== Excerpted data ==

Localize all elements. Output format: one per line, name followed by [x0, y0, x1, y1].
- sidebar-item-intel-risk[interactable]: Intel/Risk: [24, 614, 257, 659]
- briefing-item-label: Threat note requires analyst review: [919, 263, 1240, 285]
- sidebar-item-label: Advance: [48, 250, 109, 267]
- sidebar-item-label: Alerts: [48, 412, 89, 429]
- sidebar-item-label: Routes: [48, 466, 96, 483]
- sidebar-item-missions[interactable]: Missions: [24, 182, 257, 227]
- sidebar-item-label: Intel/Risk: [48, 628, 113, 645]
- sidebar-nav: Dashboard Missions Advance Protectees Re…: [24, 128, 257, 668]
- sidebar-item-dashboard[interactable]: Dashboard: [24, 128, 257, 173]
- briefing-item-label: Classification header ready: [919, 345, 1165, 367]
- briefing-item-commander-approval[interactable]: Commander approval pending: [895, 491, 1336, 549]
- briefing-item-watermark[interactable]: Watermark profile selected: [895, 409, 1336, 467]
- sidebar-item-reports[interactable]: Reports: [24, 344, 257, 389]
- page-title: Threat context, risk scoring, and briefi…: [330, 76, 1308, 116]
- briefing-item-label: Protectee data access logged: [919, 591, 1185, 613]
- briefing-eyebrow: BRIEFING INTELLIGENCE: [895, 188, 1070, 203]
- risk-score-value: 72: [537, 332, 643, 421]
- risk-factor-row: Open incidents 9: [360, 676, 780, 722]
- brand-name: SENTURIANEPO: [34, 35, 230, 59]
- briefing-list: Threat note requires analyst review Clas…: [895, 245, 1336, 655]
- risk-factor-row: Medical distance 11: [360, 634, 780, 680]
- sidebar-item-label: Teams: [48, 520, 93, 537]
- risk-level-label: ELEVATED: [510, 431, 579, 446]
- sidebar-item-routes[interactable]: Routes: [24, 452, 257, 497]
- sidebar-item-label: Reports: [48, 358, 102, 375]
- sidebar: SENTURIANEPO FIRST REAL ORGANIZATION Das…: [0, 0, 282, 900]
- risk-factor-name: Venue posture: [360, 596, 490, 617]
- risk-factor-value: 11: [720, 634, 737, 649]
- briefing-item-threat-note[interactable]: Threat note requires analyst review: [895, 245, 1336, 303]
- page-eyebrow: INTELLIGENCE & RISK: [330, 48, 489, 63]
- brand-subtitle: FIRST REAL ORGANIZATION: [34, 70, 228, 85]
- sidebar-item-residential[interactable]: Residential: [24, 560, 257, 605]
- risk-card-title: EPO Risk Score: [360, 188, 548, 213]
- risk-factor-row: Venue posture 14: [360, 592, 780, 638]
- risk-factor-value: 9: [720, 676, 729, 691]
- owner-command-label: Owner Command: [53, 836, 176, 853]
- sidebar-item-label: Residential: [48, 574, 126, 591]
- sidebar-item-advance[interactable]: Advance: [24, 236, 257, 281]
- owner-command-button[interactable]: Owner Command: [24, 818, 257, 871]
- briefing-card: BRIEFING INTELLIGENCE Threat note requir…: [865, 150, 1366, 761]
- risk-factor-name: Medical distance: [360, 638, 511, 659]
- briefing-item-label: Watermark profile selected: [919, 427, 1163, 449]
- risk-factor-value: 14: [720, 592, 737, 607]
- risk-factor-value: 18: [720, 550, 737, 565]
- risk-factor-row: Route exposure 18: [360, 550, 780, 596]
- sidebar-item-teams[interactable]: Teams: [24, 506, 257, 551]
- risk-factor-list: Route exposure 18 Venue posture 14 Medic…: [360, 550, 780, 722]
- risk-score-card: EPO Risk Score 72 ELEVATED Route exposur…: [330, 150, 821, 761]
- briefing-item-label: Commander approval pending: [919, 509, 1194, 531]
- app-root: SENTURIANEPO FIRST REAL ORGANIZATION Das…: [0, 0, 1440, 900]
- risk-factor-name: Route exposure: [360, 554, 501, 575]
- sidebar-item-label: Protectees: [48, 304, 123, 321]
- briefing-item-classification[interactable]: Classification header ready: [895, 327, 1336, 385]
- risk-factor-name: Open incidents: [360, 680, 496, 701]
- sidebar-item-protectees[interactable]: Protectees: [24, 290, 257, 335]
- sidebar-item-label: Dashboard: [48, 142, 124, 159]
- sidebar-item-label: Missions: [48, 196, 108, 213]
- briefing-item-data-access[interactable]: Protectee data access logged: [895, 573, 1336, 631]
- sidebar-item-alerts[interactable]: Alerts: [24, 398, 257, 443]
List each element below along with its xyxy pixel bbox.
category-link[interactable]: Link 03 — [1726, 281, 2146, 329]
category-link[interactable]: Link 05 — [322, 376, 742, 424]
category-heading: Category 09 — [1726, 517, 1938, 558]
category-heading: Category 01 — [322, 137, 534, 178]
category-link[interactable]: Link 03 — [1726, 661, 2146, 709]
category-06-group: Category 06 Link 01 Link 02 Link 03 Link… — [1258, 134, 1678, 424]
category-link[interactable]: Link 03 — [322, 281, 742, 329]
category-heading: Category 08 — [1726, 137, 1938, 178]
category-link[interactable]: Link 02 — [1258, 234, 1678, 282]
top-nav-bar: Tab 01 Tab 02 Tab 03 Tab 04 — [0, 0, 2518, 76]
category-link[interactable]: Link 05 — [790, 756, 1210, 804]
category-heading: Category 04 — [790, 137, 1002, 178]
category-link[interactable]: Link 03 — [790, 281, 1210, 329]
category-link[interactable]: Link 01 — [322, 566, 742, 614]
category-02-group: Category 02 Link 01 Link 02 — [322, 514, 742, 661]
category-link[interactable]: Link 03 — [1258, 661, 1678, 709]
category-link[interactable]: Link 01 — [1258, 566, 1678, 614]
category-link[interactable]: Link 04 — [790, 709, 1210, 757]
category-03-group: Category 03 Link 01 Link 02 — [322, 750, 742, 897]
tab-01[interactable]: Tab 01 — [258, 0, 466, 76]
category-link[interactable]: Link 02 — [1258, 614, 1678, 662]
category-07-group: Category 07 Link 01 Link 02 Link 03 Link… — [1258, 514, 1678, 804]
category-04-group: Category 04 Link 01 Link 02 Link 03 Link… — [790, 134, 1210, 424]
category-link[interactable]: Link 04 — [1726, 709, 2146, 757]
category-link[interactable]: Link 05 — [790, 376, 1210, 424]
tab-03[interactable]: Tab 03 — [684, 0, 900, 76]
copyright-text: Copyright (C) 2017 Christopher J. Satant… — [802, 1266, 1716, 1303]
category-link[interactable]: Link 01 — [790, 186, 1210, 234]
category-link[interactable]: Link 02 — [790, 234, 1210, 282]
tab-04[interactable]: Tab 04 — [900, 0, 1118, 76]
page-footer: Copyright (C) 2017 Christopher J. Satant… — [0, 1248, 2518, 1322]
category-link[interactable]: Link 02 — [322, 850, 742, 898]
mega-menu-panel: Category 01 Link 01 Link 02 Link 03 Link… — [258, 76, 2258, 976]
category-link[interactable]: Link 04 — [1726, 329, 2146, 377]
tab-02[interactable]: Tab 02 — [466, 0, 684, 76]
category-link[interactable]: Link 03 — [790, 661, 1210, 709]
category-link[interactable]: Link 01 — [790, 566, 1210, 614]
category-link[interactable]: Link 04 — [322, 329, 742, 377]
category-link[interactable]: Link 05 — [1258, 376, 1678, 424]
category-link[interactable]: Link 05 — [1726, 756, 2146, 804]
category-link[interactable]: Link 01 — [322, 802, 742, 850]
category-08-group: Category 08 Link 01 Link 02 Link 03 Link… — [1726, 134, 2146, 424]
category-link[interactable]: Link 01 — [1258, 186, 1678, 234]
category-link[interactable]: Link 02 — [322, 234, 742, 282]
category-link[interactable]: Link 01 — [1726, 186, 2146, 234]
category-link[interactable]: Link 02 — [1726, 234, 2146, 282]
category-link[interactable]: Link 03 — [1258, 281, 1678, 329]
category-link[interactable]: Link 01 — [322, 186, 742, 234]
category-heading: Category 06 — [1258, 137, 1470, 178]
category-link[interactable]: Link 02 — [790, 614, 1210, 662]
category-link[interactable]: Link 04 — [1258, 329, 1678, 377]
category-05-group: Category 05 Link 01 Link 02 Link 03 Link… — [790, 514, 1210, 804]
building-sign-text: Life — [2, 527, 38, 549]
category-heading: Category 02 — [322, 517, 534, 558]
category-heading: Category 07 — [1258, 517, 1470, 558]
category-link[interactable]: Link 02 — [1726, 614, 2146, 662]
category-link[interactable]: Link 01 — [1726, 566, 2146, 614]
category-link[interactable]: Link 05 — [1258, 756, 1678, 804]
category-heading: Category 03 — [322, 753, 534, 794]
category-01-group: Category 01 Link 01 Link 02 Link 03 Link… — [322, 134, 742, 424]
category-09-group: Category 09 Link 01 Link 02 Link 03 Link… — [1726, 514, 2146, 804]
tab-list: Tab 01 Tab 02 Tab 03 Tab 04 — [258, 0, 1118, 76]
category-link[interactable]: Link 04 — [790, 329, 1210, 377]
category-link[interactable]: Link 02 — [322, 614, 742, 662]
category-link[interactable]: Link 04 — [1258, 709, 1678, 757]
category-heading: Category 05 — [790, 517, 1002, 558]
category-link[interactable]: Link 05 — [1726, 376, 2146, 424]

===

Directions for this task — Extract every line of the data above that contains the word "ready".

Response to this exercise —
- briefing-item-label: Classification header ready: [919, 345, 1165, 367]
- briefing-item-classification[interactable]: Classification header ready: [895, 327, 1336, 385]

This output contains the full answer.